▶ **WHAT IS NEEDED**
Check every line of the entries below for the word "price", and copy the ones that have it.

--

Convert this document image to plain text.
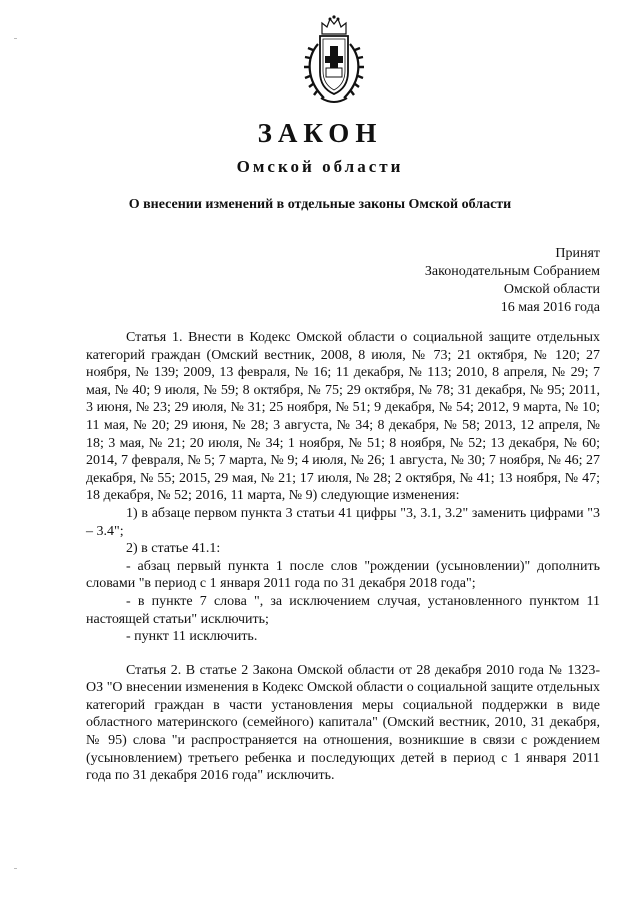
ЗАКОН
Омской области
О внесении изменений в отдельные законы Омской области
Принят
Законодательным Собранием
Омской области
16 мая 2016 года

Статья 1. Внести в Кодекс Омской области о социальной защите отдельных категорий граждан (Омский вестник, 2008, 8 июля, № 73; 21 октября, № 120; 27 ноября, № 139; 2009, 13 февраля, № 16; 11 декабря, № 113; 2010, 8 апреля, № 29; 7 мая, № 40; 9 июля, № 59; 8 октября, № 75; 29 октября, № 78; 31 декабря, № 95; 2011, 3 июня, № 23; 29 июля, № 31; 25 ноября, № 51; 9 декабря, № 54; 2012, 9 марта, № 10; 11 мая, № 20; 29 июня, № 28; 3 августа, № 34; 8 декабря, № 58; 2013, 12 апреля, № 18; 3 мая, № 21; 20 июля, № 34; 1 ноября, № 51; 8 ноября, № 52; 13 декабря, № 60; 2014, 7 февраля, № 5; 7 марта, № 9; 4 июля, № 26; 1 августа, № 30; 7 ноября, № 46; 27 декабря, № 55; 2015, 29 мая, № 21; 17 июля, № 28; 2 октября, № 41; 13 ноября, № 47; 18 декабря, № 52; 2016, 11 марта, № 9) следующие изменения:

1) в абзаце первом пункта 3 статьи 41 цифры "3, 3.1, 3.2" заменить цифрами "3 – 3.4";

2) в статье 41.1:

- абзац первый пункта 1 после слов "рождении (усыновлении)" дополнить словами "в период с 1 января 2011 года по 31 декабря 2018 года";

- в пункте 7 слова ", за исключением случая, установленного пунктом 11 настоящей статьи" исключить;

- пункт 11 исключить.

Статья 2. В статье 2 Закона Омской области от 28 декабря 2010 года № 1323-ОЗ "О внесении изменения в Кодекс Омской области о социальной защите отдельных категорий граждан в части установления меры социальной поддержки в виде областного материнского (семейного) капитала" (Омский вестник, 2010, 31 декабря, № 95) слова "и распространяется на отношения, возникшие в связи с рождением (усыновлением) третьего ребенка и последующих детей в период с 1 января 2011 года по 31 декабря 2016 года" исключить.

--

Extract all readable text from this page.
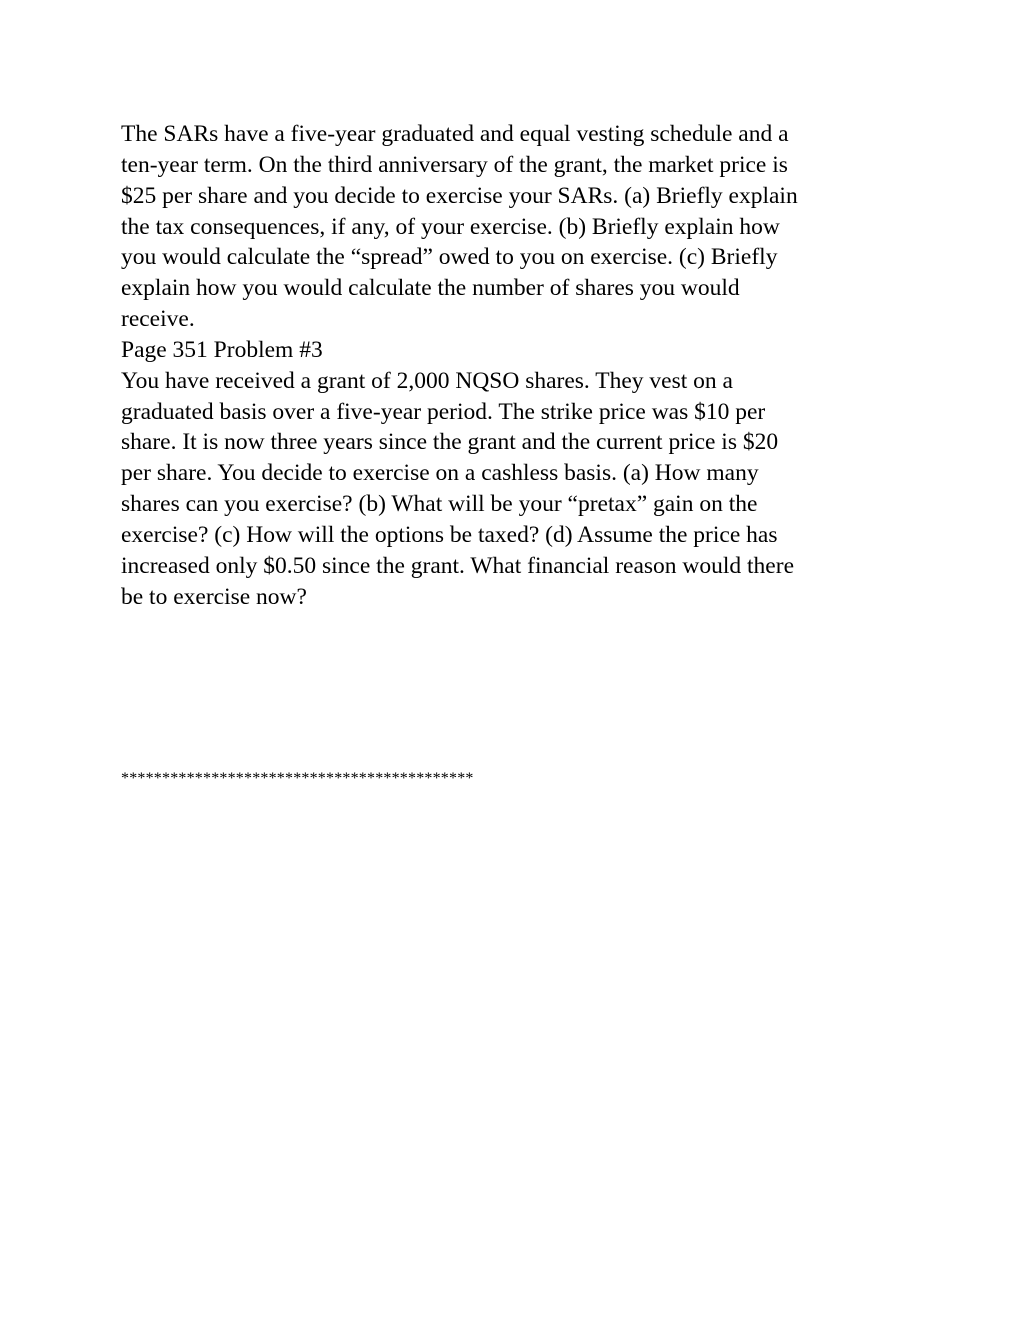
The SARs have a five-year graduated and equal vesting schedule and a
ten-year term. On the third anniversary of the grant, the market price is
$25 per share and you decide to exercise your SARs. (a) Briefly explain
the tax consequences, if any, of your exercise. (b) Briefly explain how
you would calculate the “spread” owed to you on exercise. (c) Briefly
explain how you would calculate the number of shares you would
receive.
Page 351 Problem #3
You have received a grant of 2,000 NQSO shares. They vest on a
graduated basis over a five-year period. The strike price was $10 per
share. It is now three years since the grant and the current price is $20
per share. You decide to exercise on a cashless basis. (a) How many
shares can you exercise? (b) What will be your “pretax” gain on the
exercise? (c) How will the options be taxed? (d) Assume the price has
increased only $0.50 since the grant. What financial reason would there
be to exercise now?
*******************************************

--

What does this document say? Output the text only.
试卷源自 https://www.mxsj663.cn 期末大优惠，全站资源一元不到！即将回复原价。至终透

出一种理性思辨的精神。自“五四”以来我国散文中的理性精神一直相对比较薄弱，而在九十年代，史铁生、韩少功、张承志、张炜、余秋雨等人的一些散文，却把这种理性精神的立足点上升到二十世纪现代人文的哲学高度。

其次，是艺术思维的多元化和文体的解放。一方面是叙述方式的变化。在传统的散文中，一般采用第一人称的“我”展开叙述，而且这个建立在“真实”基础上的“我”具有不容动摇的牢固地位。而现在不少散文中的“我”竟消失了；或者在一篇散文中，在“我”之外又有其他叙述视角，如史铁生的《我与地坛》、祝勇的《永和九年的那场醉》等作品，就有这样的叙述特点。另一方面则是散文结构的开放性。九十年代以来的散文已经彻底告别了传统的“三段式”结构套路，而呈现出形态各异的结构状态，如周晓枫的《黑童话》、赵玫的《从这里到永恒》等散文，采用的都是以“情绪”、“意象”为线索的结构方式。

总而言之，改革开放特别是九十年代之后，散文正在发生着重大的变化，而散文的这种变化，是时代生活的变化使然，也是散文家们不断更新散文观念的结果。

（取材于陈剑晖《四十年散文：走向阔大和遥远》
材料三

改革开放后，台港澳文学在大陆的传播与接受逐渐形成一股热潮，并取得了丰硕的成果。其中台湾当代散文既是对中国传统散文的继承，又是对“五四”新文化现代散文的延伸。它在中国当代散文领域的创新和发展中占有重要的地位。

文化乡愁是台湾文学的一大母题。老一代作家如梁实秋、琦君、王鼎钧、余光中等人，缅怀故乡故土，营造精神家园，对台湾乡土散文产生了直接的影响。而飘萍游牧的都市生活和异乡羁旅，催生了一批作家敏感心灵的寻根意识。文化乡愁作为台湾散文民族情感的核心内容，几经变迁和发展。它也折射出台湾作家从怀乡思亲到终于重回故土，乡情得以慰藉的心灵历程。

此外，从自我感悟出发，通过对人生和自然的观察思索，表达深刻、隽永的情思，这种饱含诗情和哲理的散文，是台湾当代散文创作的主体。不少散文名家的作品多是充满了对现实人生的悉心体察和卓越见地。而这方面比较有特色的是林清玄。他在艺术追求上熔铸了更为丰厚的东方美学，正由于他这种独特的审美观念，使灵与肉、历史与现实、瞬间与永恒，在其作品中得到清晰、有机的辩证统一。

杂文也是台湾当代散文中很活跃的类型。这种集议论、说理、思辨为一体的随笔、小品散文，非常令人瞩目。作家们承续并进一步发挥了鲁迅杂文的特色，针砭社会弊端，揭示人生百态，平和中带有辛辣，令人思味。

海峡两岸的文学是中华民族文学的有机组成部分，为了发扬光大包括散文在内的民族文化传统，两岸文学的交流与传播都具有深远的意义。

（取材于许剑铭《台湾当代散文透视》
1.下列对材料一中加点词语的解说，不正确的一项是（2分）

--

▶ **RESULT FOR THIS TASK**
ten-year term. On the third anniversary of the grant, the market price is
graduated basis over a five-year period. The strike price was $10 per
share. It is now three years since the grant and the current price is $20
exercise? (c) How will the options be taxed? (d) Assume the price has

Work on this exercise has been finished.